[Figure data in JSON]
┄┄┄┄┄┄

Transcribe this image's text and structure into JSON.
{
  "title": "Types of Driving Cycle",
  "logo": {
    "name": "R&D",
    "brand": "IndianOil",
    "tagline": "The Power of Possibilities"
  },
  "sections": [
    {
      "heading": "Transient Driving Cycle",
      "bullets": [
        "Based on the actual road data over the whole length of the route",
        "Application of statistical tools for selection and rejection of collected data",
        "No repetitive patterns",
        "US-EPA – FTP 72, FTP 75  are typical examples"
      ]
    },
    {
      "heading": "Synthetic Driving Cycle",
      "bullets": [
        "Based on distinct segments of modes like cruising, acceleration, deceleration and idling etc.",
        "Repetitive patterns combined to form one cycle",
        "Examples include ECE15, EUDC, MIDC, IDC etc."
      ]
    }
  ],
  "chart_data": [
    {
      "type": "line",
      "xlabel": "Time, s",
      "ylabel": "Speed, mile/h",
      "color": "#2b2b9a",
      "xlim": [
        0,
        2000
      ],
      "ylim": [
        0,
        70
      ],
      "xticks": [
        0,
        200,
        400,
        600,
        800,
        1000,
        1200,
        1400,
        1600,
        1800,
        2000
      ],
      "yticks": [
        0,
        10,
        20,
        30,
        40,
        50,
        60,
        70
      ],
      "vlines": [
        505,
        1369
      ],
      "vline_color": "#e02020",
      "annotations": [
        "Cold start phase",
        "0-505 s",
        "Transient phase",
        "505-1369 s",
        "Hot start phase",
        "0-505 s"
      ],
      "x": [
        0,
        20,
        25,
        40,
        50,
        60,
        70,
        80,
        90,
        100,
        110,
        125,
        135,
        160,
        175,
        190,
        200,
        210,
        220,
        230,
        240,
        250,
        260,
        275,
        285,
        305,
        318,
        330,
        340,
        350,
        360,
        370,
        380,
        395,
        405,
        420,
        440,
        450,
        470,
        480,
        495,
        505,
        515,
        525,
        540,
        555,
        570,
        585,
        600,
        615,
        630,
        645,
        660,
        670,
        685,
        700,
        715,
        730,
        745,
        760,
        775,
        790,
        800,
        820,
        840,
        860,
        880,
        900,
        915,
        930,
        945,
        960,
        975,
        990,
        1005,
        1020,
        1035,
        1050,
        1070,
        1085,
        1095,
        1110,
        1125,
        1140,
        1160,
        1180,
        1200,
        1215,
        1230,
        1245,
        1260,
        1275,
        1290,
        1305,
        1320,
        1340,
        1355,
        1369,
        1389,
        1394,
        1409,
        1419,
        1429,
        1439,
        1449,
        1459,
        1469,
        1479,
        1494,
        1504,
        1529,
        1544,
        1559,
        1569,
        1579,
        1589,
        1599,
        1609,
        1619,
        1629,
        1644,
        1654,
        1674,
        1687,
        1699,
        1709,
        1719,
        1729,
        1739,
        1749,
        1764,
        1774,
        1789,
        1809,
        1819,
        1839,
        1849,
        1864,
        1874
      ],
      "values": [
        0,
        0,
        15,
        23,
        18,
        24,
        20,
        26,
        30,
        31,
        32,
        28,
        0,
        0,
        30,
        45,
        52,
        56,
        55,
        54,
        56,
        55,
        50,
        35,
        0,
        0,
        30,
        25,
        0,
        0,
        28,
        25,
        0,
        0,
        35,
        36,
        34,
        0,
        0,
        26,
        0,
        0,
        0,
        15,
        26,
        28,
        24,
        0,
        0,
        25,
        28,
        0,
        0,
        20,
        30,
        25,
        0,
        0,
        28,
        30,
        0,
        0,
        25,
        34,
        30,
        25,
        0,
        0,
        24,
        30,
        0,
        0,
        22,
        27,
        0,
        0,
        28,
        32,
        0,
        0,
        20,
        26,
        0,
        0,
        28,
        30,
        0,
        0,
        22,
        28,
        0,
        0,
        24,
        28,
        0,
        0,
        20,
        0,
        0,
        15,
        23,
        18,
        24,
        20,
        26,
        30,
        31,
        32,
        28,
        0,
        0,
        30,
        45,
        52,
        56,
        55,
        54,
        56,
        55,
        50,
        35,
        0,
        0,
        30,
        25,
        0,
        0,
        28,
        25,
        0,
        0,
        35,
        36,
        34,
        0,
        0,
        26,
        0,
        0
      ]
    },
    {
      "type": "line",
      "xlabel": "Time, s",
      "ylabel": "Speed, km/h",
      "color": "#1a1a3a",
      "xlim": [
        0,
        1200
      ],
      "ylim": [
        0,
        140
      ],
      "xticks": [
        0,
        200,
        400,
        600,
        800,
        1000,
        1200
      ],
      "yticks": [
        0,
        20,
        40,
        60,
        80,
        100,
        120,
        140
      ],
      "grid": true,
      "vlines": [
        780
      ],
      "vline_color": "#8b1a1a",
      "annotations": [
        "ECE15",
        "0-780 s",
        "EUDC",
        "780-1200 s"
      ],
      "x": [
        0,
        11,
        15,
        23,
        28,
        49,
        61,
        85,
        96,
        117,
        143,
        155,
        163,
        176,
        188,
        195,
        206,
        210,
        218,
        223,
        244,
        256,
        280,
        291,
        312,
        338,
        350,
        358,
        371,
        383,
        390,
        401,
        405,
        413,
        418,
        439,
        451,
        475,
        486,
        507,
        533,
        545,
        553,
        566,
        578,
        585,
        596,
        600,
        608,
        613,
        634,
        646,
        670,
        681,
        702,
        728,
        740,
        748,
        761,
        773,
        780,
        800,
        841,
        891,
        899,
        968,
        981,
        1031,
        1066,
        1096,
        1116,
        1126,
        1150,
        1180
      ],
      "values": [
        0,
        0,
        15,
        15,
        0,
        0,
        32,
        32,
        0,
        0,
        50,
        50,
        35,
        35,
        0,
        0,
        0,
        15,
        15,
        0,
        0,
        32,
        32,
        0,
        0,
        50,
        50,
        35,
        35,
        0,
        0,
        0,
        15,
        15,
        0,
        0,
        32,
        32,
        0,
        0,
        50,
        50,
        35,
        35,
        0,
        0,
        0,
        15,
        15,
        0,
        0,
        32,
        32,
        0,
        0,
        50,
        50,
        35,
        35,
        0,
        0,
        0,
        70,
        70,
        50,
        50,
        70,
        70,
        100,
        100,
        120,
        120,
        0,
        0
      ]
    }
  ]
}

┄┄┄┄┄┄

> _Set problem_: Pick out each line containing the string "ylabel" and copy it.

> _Answer for this exercise_:
      "ylabel": "Speed, mile/h",
      "ylabel": "Speed, km/h",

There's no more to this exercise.